# [Element box data]
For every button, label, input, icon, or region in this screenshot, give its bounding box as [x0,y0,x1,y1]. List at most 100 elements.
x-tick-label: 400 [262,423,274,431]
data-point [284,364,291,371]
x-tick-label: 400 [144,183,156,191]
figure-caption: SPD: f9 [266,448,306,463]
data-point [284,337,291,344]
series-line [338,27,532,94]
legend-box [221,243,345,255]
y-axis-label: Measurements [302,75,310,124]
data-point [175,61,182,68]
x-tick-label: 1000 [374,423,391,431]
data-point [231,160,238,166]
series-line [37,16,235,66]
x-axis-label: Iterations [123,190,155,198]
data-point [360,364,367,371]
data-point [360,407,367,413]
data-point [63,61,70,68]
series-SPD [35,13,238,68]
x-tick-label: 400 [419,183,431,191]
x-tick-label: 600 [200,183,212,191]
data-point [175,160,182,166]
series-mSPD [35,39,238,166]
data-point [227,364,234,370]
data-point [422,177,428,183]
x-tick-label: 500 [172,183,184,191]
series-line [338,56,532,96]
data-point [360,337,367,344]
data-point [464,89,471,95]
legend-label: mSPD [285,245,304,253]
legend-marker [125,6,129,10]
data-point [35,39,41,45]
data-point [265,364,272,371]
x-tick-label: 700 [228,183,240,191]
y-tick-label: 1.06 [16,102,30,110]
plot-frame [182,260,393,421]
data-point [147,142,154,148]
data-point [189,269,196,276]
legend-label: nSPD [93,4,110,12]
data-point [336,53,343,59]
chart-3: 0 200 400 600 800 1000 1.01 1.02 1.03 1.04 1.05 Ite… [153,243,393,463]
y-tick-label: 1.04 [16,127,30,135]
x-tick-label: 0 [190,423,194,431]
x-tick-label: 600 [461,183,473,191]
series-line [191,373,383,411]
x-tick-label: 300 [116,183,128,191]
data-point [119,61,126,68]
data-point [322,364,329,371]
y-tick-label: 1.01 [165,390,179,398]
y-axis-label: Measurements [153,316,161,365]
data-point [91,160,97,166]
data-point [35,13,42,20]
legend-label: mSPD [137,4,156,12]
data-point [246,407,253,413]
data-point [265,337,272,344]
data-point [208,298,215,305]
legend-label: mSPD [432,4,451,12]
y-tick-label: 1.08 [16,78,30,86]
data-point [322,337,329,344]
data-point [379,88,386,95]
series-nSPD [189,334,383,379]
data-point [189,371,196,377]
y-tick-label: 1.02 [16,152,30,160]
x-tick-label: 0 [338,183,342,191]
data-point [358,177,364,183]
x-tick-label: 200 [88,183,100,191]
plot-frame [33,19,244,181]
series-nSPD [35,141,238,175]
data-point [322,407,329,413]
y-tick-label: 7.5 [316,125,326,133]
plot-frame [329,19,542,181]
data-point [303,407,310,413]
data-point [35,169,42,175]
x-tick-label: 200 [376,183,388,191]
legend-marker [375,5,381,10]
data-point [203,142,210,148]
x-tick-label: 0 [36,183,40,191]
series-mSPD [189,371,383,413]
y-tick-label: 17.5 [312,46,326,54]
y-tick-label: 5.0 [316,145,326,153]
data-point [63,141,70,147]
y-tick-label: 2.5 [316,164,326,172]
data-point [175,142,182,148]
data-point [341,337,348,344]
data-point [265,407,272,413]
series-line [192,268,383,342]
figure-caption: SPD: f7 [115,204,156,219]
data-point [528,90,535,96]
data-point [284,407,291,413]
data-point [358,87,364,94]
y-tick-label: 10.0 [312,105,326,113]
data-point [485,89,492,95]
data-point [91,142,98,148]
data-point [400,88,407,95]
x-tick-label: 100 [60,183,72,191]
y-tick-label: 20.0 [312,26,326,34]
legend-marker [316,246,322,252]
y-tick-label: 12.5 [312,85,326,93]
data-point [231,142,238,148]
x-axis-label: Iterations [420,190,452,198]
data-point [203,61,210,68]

# [INSTRUCTIONS TO FOLLOW]
Arrange each line of the data above as a numbered list, leaving out any blank lines.

# [RESULT]
1. For every button, label, input, icon, or region in this screenshot, give its bounding box as [x0,y0,x1,y1]. List at most 100 elements.
2. x-tick-label: 400 [262,423,274,431]
3. data-point [284,364,291,371]
4. x-tick-label: 400 [144,183,156,191]
5. figure-caption: SPD: f9 [266,448,306,463]
6. data-point [284,337,291,344]
7. series-line [338,27,532,94]
8. legend-box [221,243,345,255]
9. y-axis-label: Measurements [302,75,310,124]
10. data-point [175,61,182,68]
11. x-tick-label: 1000 [374,423,391,431]
12. data-point [231,160,238,166]
13. series-line [37,16,235,66]
14. x-axis-label: Iterations [123,190,155,198]
15. data-point [360,364,367,371]
16. data-point [360,407,367,413]
17. data-point [63,61,70,68]
18. series-SPD [35,13,238,68]
19. x-tick-label: 400 [419,183,431,191]
20. x-tick-label: 600 [200,183,212,191]
21. data-point [175,160,182,166]
22. series-mSPD [35,39,238,166]
23. data-point [227,364,234,370]
24. data-point [422,177,428,183]
25. x-tick-label: 500 [172,183,184,191]
26. series-line [338,56,532,96]
27. data-point [360,337,367,344]
28. data-point [464,89,471,95]
29. legend-label: mSPD [285,245,304,253]
30. legend-marker [125,6,129,10]
31. data-point [35,39,41,45]
32. data-point [265,364,272,371]
33. x-tick-label: 700 [228,183,240,191]
34. y-tick-label: 1.06 [16,102,30,110]
35. plot-frame [182,260,393,421]
36. data-point [147,142,154,148]
37. data-point [189,269,196,276]
38. legend-label: nSPD [93,4,110,12]
39. data-point [336,53,343,59]
40. chart-3: 0 200 400 600 800 1000 1.01 1.02 1.03 1.04 1.05 Ite… [153,243,393,463]
41. y-tick-label: 1.04 [16,127,30,135]
42. x-tick-label: 0 [190,423,194,431]
43. x-tick-label: 600 [461,183,473,191]
44. series-line [191,373,383,411]
45. x-tick-label: 300 [116,183,128,191]
46. data-point [119,61,126,68]
47. data-point [322,364,329,371]
48. y-tick-label: 1.01 [165,390,179,398]
49. y-axis-label: Measurements [153,316,161,365]
50. data-point [91,160,97,166]
51. data-point [35,13,42,20]
52. legend-label: mSPD [137,4,156,12]
53. data-point [246,407,253,413]
54. data-point [265,337,272,344]
55. data-point [208,298,215,305]
56. legend-label: mSPD [432,4,451,12]
57. y-tick-label: 1.08 [16,78,30,86]
58. data-point [322,337,329,344]
59. data-point [379,88,386,95]
60. series-nSPD [189,334,383,379]
61. data-point [189,371,196,377]
62. y-tick-label: 1.02 [16,152,30,160]
63. x-tick-label: 0 [338,183,342,191]
64. data-point [358,177,364,183]
65. x-tick-label: 200 [88,183,100,191]
66. plot-frame [33,19,244,181]
67. series-nSPD [35,141,238,175]
68. data-point [322,407,329,413]
69. y-tick-label: 7.5 [316,125,326,133]
70. plot-frame [329,19,542,181]
71. data-point [303,407,310,413]
72. data-point [35,169,42,175]
73. x-tick-label: 200 [376,183,388,191]
74. legend-marker [375,5,381,10]
75. data-point [203,142,210,148]
76. x-tick-label: 0 [36,183,40,191]
77. series-mSPD [189,371,383,413]
78. y-tick-label: 17.5 [312,46,326,54]
79. y-tick-label: 5.0 [316,145,326,153]
80. data-point [63,141,70,147]
81. y-tick-label: 2.5 [316,164,326,172]
82. data-point [175,142,182,148]
83. data-point [341,337,348,344]
84. data-point [265,407,272,413]
85. series-line [192,268,383,342]
86. figure-caption: SPD: f7 [115,204,156,219]
87. data-point [528,90,535,96]
88. data-point [284,407,291,413]
89. data-point [358,87,364,94]
90. y-tick-label: 10.0 [312,105,326,113]
91. data-point [485,89,492,95]
92. data-point [91,142,98,148]
93. data-point [400,88,407,95]
94. x-tick-label: 100 [60,183,72,191]
95. y-tick-label: 20.0 [312,26,326,34]
96. legend-marker [316,246,322,252]
97. y-tick-label: 12.5 [312,85,326,93]
98. data-point [231,142,238,148]
99. x-axis-label: Iterations [420,190,452,198]
100. data-point [203,61,210,68]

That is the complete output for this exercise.